**Direction**: Copy every line of the material below word for word.

**Data**:
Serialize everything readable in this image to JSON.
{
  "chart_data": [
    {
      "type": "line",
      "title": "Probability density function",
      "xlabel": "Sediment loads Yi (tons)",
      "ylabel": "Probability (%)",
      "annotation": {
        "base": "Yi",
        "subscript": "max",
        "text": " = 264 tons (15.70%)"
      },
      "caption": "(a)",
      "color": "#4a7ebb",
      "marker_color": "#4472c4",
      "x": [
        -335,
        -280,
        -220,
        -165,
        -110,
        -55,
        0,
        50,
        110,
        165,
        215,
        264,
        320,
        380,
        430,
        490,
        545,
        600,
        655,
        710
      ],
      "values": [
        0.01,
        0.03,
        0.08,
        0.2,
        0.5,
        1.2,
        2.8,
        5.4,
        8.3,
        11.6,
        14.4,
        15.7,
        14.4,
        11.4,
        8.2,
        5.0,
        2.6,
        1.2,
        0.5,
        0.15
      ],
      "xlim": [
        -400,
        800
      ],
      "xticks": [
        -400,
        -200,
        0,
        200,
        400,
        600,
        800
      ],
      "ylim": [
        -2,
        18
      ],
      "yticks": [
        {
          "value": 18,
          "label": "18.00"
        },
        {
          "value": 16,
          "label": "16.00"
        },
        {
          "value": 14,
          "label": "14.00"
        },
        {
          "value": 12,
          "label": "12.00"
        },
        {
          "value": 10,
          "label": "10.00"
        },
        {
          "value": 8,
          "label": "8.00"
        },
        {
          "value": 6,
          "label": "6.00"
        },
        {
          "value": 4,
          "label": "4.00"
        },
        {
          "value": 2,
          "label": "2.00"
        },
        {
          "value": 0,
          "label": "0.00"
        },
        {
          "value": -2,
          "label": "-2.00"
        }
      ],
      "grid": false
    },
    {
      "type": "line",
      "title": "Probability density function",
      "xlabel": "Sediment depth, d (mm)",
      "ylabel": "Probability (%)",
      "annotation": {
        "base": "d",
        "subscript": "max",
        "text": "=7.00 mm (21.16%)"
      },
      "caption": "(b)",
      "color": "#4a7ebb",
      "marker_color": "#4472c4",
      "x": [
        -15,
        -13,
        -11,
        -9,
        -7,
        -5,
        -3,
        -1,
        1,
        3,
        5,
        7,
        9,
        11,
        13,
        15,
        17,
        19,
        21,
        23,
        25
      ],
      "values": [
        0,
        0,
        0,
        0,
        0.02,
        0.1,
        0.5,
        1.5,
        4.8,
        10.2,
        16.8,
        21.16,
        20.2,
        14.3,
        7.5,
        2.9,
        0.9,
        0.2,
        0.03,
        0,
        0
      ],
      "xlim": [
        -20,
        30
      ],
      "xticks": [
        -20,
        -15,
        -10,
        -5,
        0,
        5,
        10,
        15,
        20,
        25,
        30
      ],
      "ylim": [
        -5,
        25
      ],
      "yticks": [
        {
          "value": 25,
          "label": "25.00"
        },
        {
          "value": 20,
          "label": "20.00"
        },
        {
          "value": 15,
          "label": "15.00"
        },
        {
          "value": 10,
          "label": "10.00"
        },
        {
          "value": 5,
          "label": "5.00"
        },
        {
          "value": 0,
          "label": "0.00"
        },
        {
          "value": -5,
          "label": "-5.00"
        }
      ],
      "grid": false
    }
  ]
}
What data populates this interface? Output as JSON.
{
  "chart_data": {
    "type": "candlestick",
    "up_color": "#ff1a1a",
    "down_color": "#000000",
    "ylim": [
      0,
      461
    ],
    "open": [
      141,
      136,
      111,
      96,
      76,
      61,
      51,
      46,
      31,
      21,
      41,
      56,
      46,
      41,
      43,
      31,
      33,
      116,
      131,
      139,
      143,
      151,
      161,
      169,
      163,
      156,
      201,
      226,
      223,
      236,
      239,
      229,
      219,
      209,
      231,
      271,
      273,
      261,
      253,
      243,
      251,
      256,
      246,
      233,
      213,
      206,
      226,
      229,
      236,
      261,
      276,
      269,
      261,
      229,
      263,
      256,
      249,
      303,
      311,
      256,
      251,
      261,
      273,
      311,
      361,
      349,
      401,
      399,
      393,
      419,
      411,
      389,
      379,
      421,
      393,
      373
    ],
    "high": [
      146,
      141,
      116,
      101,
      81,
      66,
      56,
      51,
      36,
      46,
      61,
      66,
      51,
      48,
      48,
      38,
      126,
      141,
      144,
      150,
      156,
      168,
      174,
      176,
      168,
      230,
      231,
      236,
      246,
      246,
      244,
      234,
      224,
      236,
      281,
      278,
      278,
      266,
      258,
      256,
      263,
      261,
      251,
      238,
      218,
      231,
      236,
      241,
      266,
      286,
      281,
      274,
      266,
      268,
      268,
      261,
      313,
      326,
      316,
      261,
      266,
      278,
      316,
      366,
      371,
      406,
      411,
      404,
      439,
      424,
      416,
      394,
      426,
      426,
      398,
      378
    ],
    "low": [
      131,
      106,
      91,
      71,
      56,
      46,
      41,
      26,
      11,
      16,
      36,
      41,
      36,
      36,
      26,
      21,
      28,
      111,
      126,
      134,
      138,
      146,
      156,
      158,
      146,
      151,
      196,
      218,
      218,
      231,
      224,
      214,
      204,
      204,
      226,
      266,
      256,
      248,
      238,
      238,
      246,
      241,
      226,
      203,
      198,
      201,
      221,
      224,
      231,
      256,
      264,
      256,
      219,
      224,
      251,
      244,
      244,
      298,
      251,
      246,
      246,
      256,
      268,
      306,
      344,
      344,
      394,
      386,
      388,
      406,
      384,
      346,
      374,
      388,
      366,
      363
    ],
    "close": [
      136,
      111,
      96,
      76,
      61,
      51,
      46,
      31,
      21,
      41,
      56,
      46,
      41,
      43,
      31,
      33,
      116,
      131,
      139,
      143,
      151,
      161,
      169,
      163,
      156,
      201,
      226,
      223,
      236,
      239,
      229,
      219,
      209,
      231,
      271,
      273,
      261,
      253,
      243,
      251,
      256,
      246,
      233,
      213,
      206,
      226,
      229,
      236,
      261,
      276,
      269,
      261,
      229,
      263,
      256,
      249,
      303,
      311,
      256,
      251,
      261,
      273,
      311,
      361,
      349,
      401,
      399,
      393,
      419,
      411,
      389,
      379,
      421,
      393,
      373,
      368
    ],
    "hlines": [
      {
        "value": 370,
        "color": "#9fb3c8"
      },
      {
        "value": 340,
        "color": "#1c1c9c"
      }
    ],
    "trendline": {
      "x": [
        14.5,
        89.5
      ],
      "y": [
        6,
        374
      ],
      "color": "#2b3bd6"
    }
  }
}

**Full output**:
Serialize everything readable in this image to JSON.
{
  "chart_data": [
    {
      "type": "line",
      "title": "Probability density function",
      "xlabel": "Sediment loads Yi (tons)",
      "ylabel": "Probability (%)",
      "annotation": {
        "base": "Yi",
        "subscript": "max",
        "text": " = 264 tons (15.70%)"
      },
      "caption": "(a)",
      "color": "#4a7ebb",
      "marker_color": "#4472c4",
      "x": [
        -335,
        -280,
        -220,
        -165,
        -110,
        -55,
        0,
        50,
        110,
        165,
        215,
        264,
        320,
        380,
        430,
        490,
        545,
        600,
        655,
        710
      ],
      "values": [
        0.01,
        0.03,
        0.08,
        0.2,
        0.5,
        1.2,
        2.8,
        5.4,
        8.3,
        11.6,
        14.4,
        15.7,
        14.4,
        11.4,
        8.2,
        5.0,
        2.6,
        1.2,
        0.5,
        0.15
      ],
      "xlim": [
        -400,
        800
      ],
      "xticks": [
        -400,
        -200,
        0,
        200,
        400,
        600,
        800
      ],
      "ylim": [
        -2,
        18
      ],
      "yticks": [
        {
          "value": 18,
          "label": "18.00"
        },
        {
          "value": 16,
          "label": "16.00"
        },
        {
          "value": 14,
          "label": "14.00"
        },
        {
          "value": 12,
          "label": "12.00"
        },
        {
          "value": 10,
          "label": "10.00"
        },
        {
          "value": 8,
          "label": "8.00"
        },
        {
          "value": 6,
          "label": "6.00"
        },
        {
          "value": 4,
          "label": "4.00"
        },
        {
          "value": 2,
          "label": "2.00"
        },
        {
          "value": 0,
          "label": "0.00"
        },
        {
          "value": -2,
          "label": "-2.00"
        }
      ],
      "grid": false
    },
    {
      "type": "line",
      "title": "Probability density function",
      "xlabel": "Sediment depth, d (mm)",
      "ylabel": "Probability (%)",
      "annotation": {
        "base": "d",
        "subscript": "max",
        "text": "=7.00 mm (21.16%)"
      },
      "caption": "(b)",
      "color": "#4a7ebb",
      "marker_color": "#4472c4",
      "x": [
        -15,
        -13,
        -11,
        -9,
        -7,
        -5,
        -3,
        -1,
        1,
        3,
        5,
        7,
        9,
        11,
        13,
        15,
        17,
        19,
        21,
        23,
        25
      ],
      "values": [
        0,
        0,
        0,
        0,
        0.02,
        0.1,
        0.5,
        1.5,
        4.8,
        10.2,
        16.8,
        21.16,
        20.2,
        14.3,
        7.5,
        2.9,
        0.9,
        0.2,
        0.03,
        0,
        0
      ],
      "xlim": [
        -20,
        30
      ],
      "xticks": [
        -20,
        -15,
        -10,
        -5,
        0,
        5,
        10,
        15,
        20,
        25,
        30
      ],
      "ylim": [
        -5,
        25
      ],
      "yticks": [
        {
          "value": 25,
          "label": "25.00"
        },
        {
          "value": 20,
          "label": "20.00"
        },
        {
          "value": 15,
          "label": "15.00"
        },
        {
          "value": 10,
          "label": "10.00"
        },
        {
          "value": 5,
          "label": "5.00"
        },
        {
          "value": 0,
          "label": "0.00"
        },
        {
          "value": -5,
          "label": "-5.00"
        }
      ],
      "grid": false
    }
  ]
}
What data populates this interface? Output as JSON.
{
  "chart_data": {
    "type": "candlestick",
    "up_color": "#ff1a1a",
    "down_color": "#000000",
    "ylim": [
      0,
      461
    ],
    "open": [
      141,
      136,
      111,
      96,
      76,
      61,
      51,
      46,
      31,
      21,
      41,
      56,
      46,
      41,
      43,
      31,
      33,
      116,
      131,
      139,
      143,
      151,
      161,
      169,
      163,
      156,
      201,
      226,
      223,
      236,
      239,
      229,
      219,
      209,
      231,
      271,
      273,
      261,
      253,
      243,
      251,
      256,
      246,
      233,
      213,
      206,
      226,
      229,
      236,
      261,
      276,
      269,
      261,
      229,
      263,
      256,
      249,
      303,
      311,
      256,
      251,
      261,
      273,
      311,
      361,
      349,
      401,
      399,
      393,
      419,
      411,
      389,
      379,
      421,
      393,
      373
    ],
    "high": [
      146,
      141,
      116,
      101,
      81,
      66,
      56,
      51,
      36,
      46,
      61,
      66,
      51,
      48,
      48,
      38,
      126,
      141,
      144,
      150,
      156,
      168,
      174,
      176,
      168,
      230,
      231,
      236,
      246,
      246,
      244,
      234,
      224,
      236,
      281,
      278,
      278,
      266,
      258,
      256,
      263,
      261,
      251,
      238,
      218,
      231,
      236,
      241,
      266,
      286,
      281,
      274,
      266,
      268,
      268,
      261,
      313,
      326,
      316,
      261,
      266,
      278,
      316,
      366,
      371,
      406,
      411,
      404,
      439,
      424,
      416,
      394,
      426,
      426,
      398,
      378
    ],
    "low": [
      131,
      106,
      91,
      71,
      56,
      46,
      41,
      26,
      11,
      16,
      36,
      41,
      36,
      36,
      26,
      21,
      28,
      111,
      126,
      134,
      138,
      146,
      156,
      158,
      146,
      151,
      196,
      218,
      218,
      231,
      224,
      214,
      204,
      204,
      226,
      266,
      256,
      248,
      238,
      238,
      246,
      241,
      226,
      203,
      198,
      201,
      221,
      224,
      231,
      256,
      264,
      256,
      219,
      224,
      251,
      244,
      244,
      298,
      251,
      246,
      246,
      256,
      268,
      306,
      344,
      344,
      394,
      386,
      388,
      406,
      384,
      346,
      374,
      388,
      366,
      363
    ],
    "close": [
      136,
      111,
      96,
      76,
      61,
      51,
      46,
      31,
      21,
      41,
      56,
      46,
      41,
      43,
      31,
      33,
      116,
      131,
      139,
      143,
      151,
      161,
      169,
      163,
      156,
      201,
      226,
      223,
      236,
      239,
      229,
      219,
      209,
      231,
      271,
      273,
      261,
      253,
      243,
      251,
      256,
      246,
      233,
      213,
      206,
      226,
      229,
      236,
      261,
      276,
      269,
      261,
      229,
      263,
      256,
      249,
      303,
      311,
      256,
      251,
      261,
      273,
      311,
      361,
      349,
      401,
      399,
      393,
      419,
      411,
      389,
      379,
      421,
      393,
      373,
      368
    ],
    "hlines": [
      {
        "value": 370,
        "color": "#9fb3c8"
      },
      {
        "value": 340,
        "color": "#1c1c9c"
      }
    ],
    "trendline": {
      "x": [
        14.5,
        89.5
      ],
      "y": [
        6,
        374
      ],
      "color": "#2b3bd6"
    }
  }
}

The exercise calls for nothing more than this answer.